» **Provided records**:
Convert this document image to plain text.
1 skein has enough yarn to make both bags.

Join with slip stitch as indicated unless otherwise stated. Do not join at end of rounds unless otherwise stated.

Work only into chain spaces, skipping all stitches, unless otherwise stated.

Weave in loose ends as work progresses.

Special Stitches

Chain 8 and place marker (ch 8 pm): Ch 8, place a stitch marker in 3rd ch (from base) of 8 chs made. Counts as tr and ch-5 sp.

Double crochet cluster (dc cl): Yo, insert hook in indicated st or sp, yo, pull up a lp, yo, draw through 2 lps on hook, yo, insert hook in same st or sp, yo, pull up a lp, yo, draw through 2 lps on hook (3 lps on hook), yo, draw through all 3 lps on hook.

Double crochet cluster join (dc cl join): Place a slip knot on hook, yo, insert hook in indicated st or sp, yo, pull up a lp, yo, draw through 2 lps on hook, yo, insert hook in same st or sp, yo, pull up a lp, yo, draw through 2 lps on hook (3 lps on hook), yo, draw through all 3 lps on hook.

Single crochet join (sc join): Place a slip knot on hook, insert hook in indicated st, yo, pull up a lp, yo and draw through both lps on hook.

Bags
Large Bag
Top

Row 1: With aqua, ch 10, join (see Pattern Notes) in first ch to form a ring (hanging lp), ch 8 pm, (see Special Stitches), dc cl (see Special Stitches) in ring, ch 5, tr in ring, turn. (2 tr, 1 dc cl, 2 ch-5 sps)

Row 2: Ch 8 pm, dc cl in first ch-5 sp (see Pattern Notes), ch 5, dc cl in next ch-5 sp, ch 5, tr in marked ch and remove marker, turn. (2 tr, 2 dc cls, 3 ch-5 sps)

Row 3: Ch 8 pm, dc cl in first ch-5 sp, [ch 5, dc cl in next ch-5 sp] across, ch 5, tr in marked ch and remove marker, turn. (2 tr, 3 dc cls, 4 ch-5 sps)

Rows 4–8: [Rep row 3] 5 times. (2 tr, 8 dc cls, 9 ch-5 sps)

» **Task description**:
Select every line in the records above that contains the word "hook".

» **Response to this task**:
Double crochet cluster (dc cl): Yo, insert hook in indicated st or sp, yo, pull up a lp, yo, draw through 2 lps on hook, yo, insert hook in same st or sp, yo, pull up a lp, yo, draw through 2 lps on hook (3 lps on hook), yo, draw through all 3 lps on hook.
Double crochet cluster join (dc cl join): Place a slip knot on hook, yo, insert hook in indicated st or sp, yo, pull up a lp, yo, draw through 2 lps on hook, yo, insert hook in same st or sp, yo, pull up a lp, yo, draw through 2 lps on hook (3 lps on hook), yo, draw through all 3 lps on hook.
Single crochet join (sc join): Place a slip knot on hook, insert hook in indicated st, yo, pull up a lp, yo and draw through both lps on hook.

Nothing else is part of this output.